▶ GOAL: Identify every line containing the word "าแบบน" and reproduce each one.

>> Start RECORDED DATA

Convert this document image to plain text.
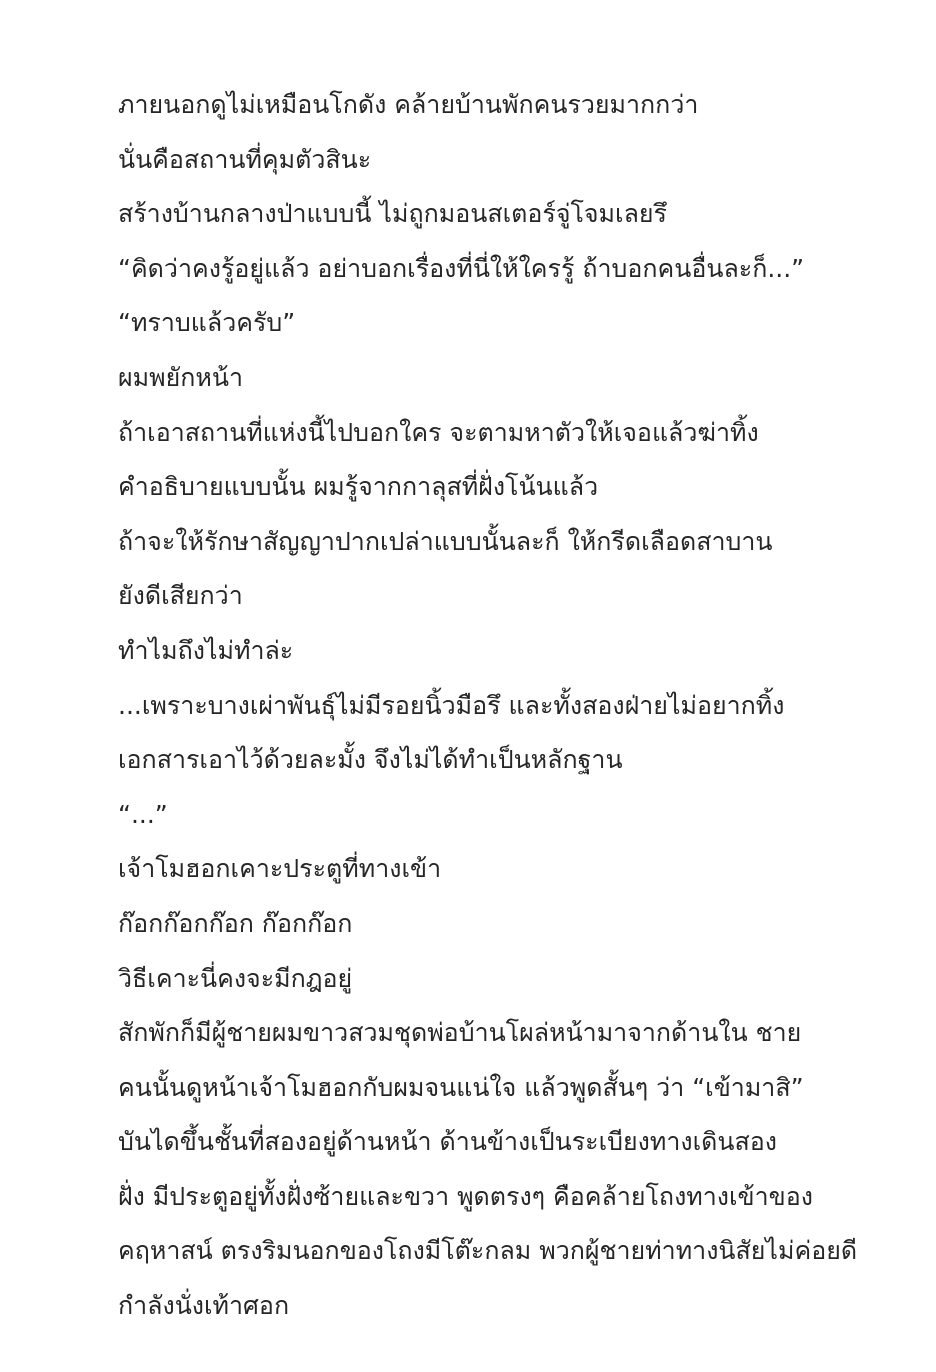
ภายนอกดูไม่เหมือนโกดัง คล้ายบ้านพักคนรวยมากกว่า

นั่นคือสถานที่คุมตัวสินะ

สร้างบ้านกลางป่าแบบนี้ ไม่ถูกมอนสเตอร์จู่โจมเลยรึ

“คิดว่าคงรู้อยู่แล้ว อย่าบอกเรื่องที่นี่ให้ใครรู้ ถ้าบอกคนอื่นละก็...”

“ทราบแล้วครับ”

ผมพยักหน้า

ถ้าเอาสถานที่แห่งนี้ไปบอกใคร จะตามหาตัวให้เจอแล้วฆ่าทิ้ง

คำอธิบายแบบนั้น ผมรู้จากกาลุสที่ฝั่งโน้นแล้ว

ถ้าจะให้รักษาสัญญาปากเปล่าแบบนั้นละก็ ให้กรีดเลือดสาบาน
ยังดีเสียกว่า

ทำไมถึงไม่ทำล่ะ

...เพราะบางเผ่าพันธุ์ไม่มีรอยนิ้วมือรึ และทั้งสองฝ่ายไม่อยากทิ้ง
เอกสารเอาไว้ด้วยละมั้ง จึงไม่ได้ทำเป็นหลักฐาน

“...”

เจ้าโมฮอกเคาะประตูที่ทางเข้า

ก๊อกก๊อกก๊อก ก๊อกก๊อก

วิธีเคาะนี่คงจะมีกฎอยู่

สักพักก็มีผู้ชายผมขาวสวมชุดพ่อบ้านโผล่หน้ามาจากด้านใน ชาย
คนนั้นดูหน้าเจ้าโมฮอกกับผมจนแน่ใจ แล้วพูดสั้นๆ ว่า “เข้ามาสิ”

บันไดขึ้นชั้นที่สองอยู่ด้านหน้า ด้านข้างเป็นระเบียงทางเดินสอง
ฝั่ง มีประตูอยู่ทั้งฝั่งซ้ายและขวา พูดตรงๆ คือคล้ายโถงทางเข้าของ
คฤหาสน์ ตรงริมนอกของโถงมีโต๊ะกลม พวกผู้ชายท่าทางนิสัยไม่ค่อยดี
กำลังนั่งเท้าศอก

>> End RECORDED DATA

▶ PROBLEM SOLUTION:
สร้างบ้านกลางป่าแบบนี้ ไม่ถูกมอนสเตอร์จู่โจมเลยรึ
ถ้าจะให้รักษาสัญญาปากเปล่าแบบนั้นละก็ ให้กรีดเลือดสาบาน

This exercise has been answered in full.